---------- Supplied material ----------

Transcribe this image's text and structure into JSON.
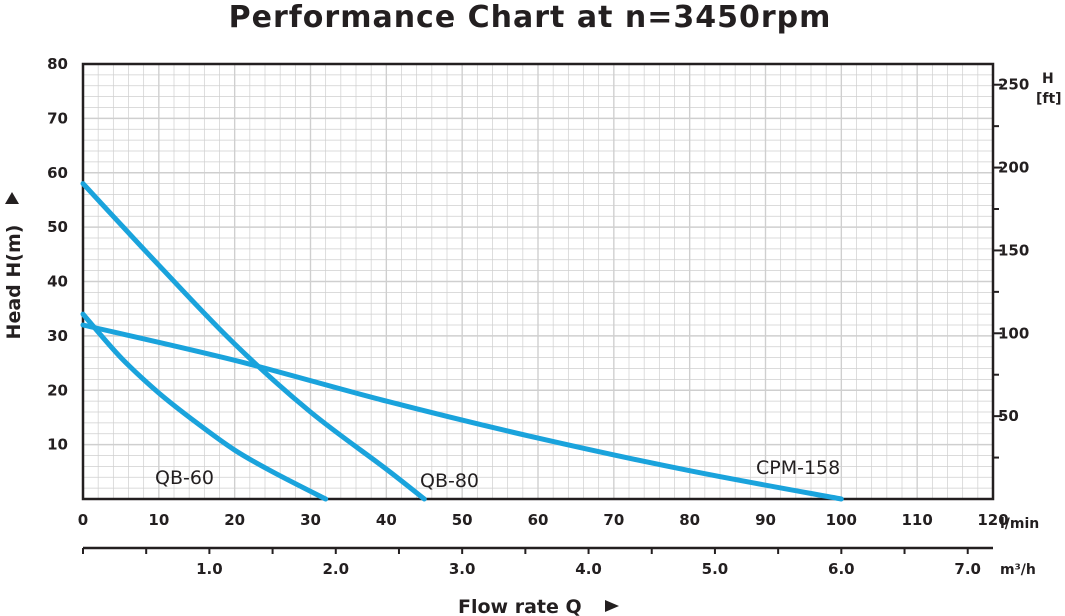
{
  "chart_data": {
    "type": "line",
    "title": "Performance Chart at n=3450rpm",
    "ylabel": "Head H(m)",
    "xlabel": "Flow rate Q",
    "ylim": [
      0,
      80
    ],
    "xlim": [
      0,
      120
    ],
    "x_unit": "l/min",
    "x2_unit": "m³/h",
    "x2lim": [
      0,
      7.2
    ],
    "y2_unit_top": "H",
    "y2_unit_bottom": "[ft]",
    "y2lim": [
      0,
      262.5
    ],
    "y_ticks": [
      10,
      20,
      30,
      40,
      50,
      60,
      70,
      80
    ],
    "x_ticks": [
      0,
      10,
      20,
      30,
      40,
      50,
      60,
      70,
      80,
      90,
      100,
      110,
      120
    ],
    "x2_ticks": [
      1.0,
      2.0,
      3.0,
      4.0,
      5.0,
      6.0,
      7.0
    ],
    "y2_ticks": [
      50,
      100,
      150,
      200,
      250
    ],
    "grid": true,
    "series": [
      {
        "name": "QB-60",
        "x": [
          0,
          5,
          10,
          15,
          20,
          25,
          32
        ],
        "y": [
          34,
          26,
          19.5,
          14,
          9,
          5,
          0
        ]
      },
      {
        "name": "QB-80",
        "x": [
          0,
          10,
          20,
          30,
          40,
          45
        ],
        "y": [
          58,
          43,
          28.5,
          16,
          5.5,
          0
        ]
      },
      {
        "name": "CPM-158",
        "x": [
          0,
          20,
          40,
          60,
          80,
          100
        ],
        "y": [
          32,
          25.5,
          18,
          11.2,
          5.2,
          0
        ]
      }
    ],
    "colors": {
      "curve": "#1aa3dc",
      "axis": "#231f20",
      "grid": "#cfcfcf"
    }
  }
}
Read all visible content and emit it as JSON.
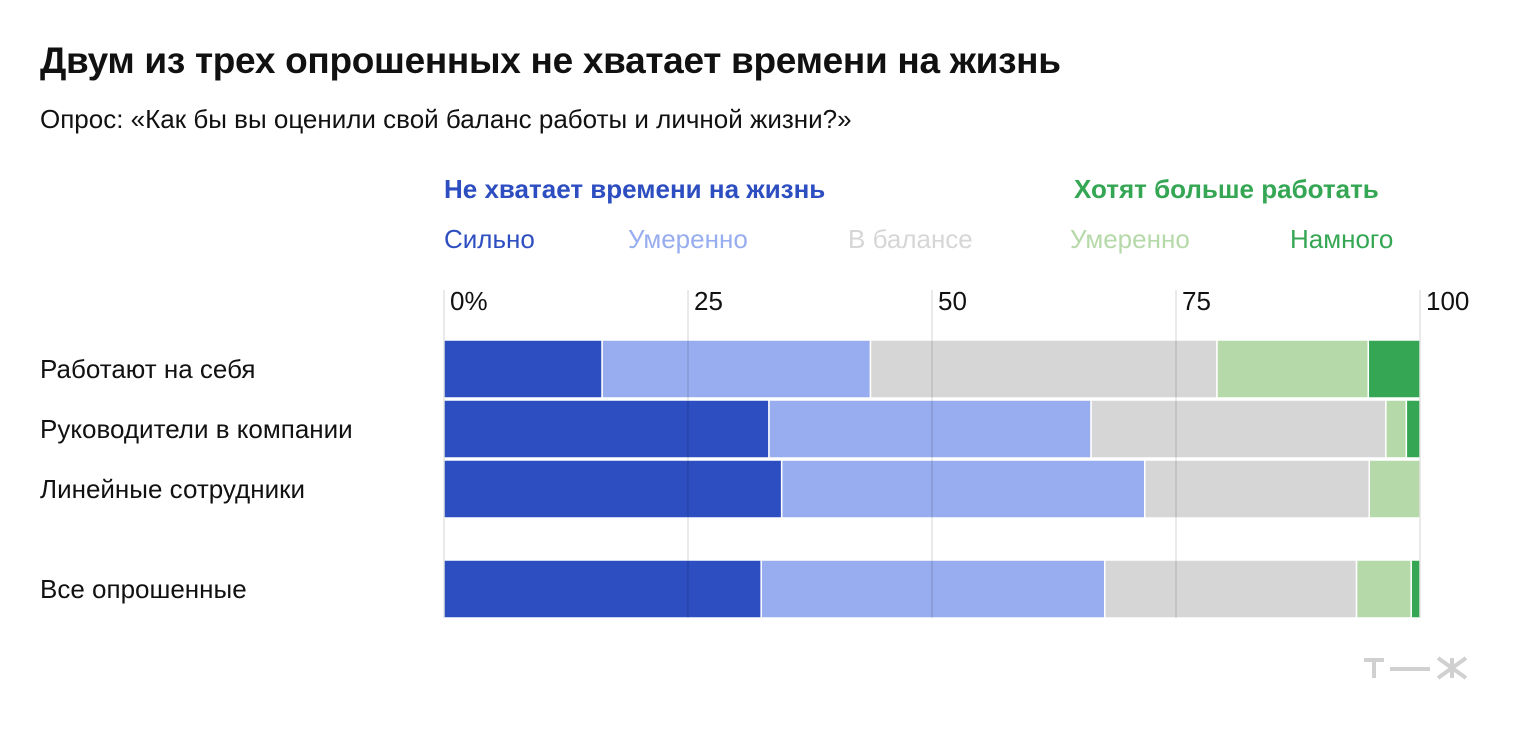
{
  "title": "Двум из трех опрошенных не хватает времени на жизнь",
  "subtitle": "Опрос: «Как бы вы оценили свой баланс работы и личной жизни?»",
  "legend_groups": {
    "left": {
      "label": "Не хватает времени на жизнь",
      "color": "#2d4ec0"
    },
    "right": {
      "label": "Хотят больше работать",
      "color": "#35a754"
    }
  },
  "legend_items": [
    {
      "label": "Сильно",
      "color": "#2d4ec0"
    },
    {
      "label": "Умеренно",
      "color": "#98adef"
    },
    {
      "label": "В балансе",
      "color": "#d6d6d6"
    },
    {
      "label": "Умеренно",
      "color": "#b6d9a9"
    },
    {
      "label": "Намного",
      "color": "#35a754"
    }
  ],
  "chart_data": {
    "type": "bar",
    "orientation": "horizontal",
    "stacked": true,
    "categories": [
      "Работают на себя",
      "Руководители в компании",
      "Линейные сотрудники",
      "Все опрошенные"
    ],
    "series": [
      {
        "name": "Сильно",
        "values": [
          16.2,
          33.3,
          34.6,
          32.5
        ],
        "color": "#2d4ec0"
      },
      {
        "name": "Умеренно",
        "values": [
          27.5,
          33.0,
          37.2,
          35.2
        ],
        "color": "#98adef"
      },
      {
        "name": "В балансе",
        "values": [
          35.5,
          30.2,
          23.0,
          25.8
        ],
        "color": "#d6d6d6"
      },
      {
        "name": "Умеренно",
        "values": [
          15.5,
          2.1,
          5.2,
          5.6
        ],
        "color": "#b6d9a9"
      },
      {
        "name": "Намного",
        "values": [
          5.3,
          1.4,
          0.0,
          0.9
        ],
        "color": "#35a754"
      }
    ],
    "x_ticks": [
      "0%",
      "25",
      "50",
      "75",
      "100"
    ],
    "xlim": [
      0,
      100
    ],
    "grid": true
  },
  "logo": "Т—Ж"
}
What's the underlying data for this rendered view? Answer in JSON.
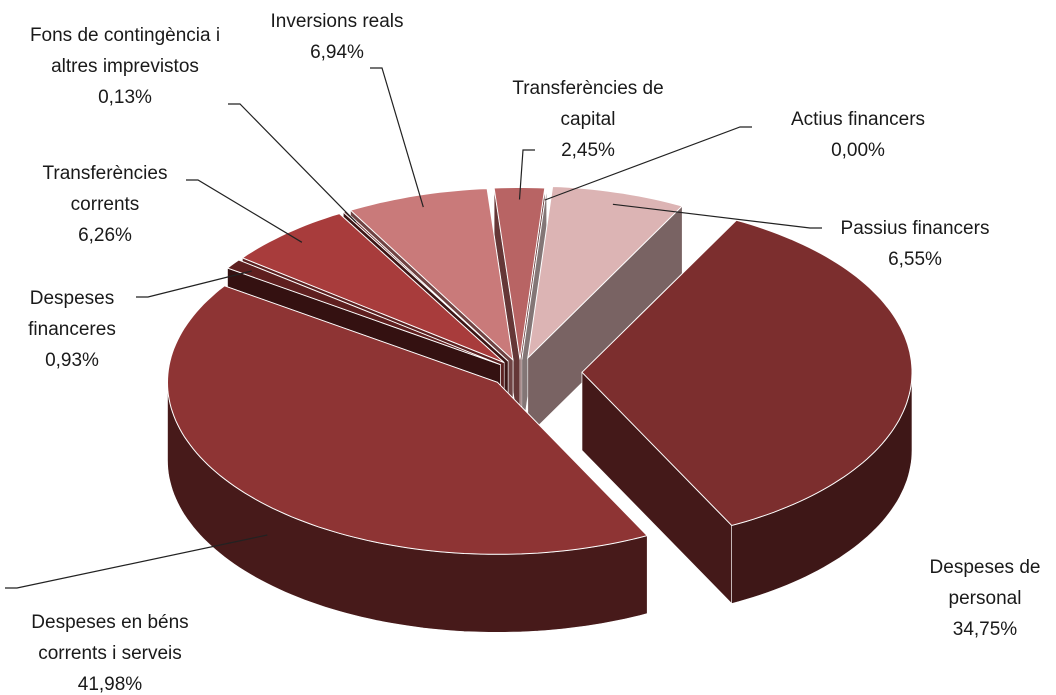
{
  "chart_data": {
    "type": "pie",
    "categories": [
      "Passius financers",
      "Despeses de personal",
      "Despeses en béns corrents i serveis",
      "Despeses financeres",
      "Transferències corrents",
      "Fons de contingència i altres imprevistos",
      "Inversions reals",
      "Transferències de capital",
      "Actius financers"
    ],
    "values": [
      6.55,
      34.75,
      41.98,
      0.93,
      6.26,
      0.13,
      6.94,
      2.45,
      0.0
    ],
    "value_labels": [
      "6,55%",
      "34,75%",
      "41,98%",
      "0,93%",
      "6,26%",
      "0,13%",
      "6,94%",
      "2,45%",
      "0,00%"
    ],
    "colors": [
      "#dcb4b4",
      "#7c2e2e",
      "#8e3434",
      "#5e1f1f",
      "#a83c3c",
      "#6e2828",
      "#c97a7a",
      "#b86464",
      "#eed6d6"
    ]
  }
}
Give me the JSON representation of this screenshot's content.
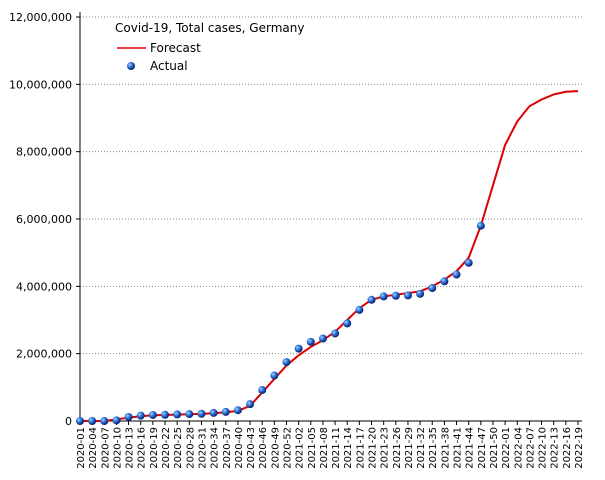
{
  "chart_data": {
    "type": "line",
    "title": "Covid-19, Total cases, Germany",
    "categories": [
      "2020-01",
      "2020-04",
      "2020-07",
      "2020-10",
      "2020-13",
      "2020-16",
      "2020-19",
      "2020-22",
      "2020-25",
      "2020-28",
      "2020-31",
      "2020-34",
      "2020-37",
      "2020-40",
      "2020-43",
      "2020-46",
      "2020-49",
      "2020-52",
      "2021-02",
      "2021-05",
      "2021-08",
      "2021-11",
      "2021-14",
      "2021-17",
      "2021-20",
      "2021-23",
      "2021-26",
      "2021-29",
      "2021-32",
      "2021-35",
      "2021-38",
      "2021-41",
      "2021-44",
      "2021-47",
      "2021-50",
      "2022-01",
      "2022-04",
      "2022-07",
      "2022-10",
      "2022-13",
      "2022-16",
      "2022-19"
    ],
    "series": [
      {
        "name": "Forecast",
        "color": "#dd0000",
        "values": [
          0,
          0,
          0,
          50000,
          100000,
          140000,
          170000,
          180000,
          190000,
          200000,
          210000,
          230000,
          260000,
          300000,
          450000,
          850000,
          1250000,
          1650000,
          1950000,
          2200000,
          2400000,
          2650000,
          3000000,
          3350000,
          3600000,
          3700000,
          3750000,
          3800000,
          3850000,
          4000000,
          4200000,
          4450000,
          4850000,
          5800000,
          7000000,
          8200000,
          8900000,
          9350000,
          9550000,
          9700000,
          9780000,
          9800000
        ]
      },
      {
        "name": "Actual",
        "color": "#1f5fd0",
        "values": [
          0,
          0,
          0,
          20000,
          120000,
          160000,
          180000,
          185000,
          195000,
          205000,
          215000,
          240000,
          270000,
          320000,
          500000,
          920000,
          1350000,
          1750000,
          2150000,
          2350000,
          2450000,
          2600000,
          2900000,
          3300000,
          3600000,
          3700000,
          3720000,
          3730000,
          3780000,
          3950000,
          4150000,
          4350000,
          4700000,
          5800000,
          null,
          null,
          null,
          null,
          null,
          null,
          null,
          null
        ]
      }
    ],
    "ylim": [
      0,
      12000000
    ],
    "yticks": [
      0,
      {
        "value": 2000000,
        "label": "2,000,000"
      },
      {
        "value": 4000000,
        "label": "4,000,000"
      },
      {
        "value": 6000000,
        "label": "6,000,000"
      },
      {
        "value": 8000000,
        "label": "8,000,000"
      },
      {
        "value": 10000000,
        "label": "10,000,000"
      },
      {
        "value": 12000000,
        "label": "12,000,000"
      }
    ],
    "grid": true
  }
}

----------

Say how many lines have the string "financers" in them, offering no words beyond the number.

== Result of the exercise ==
2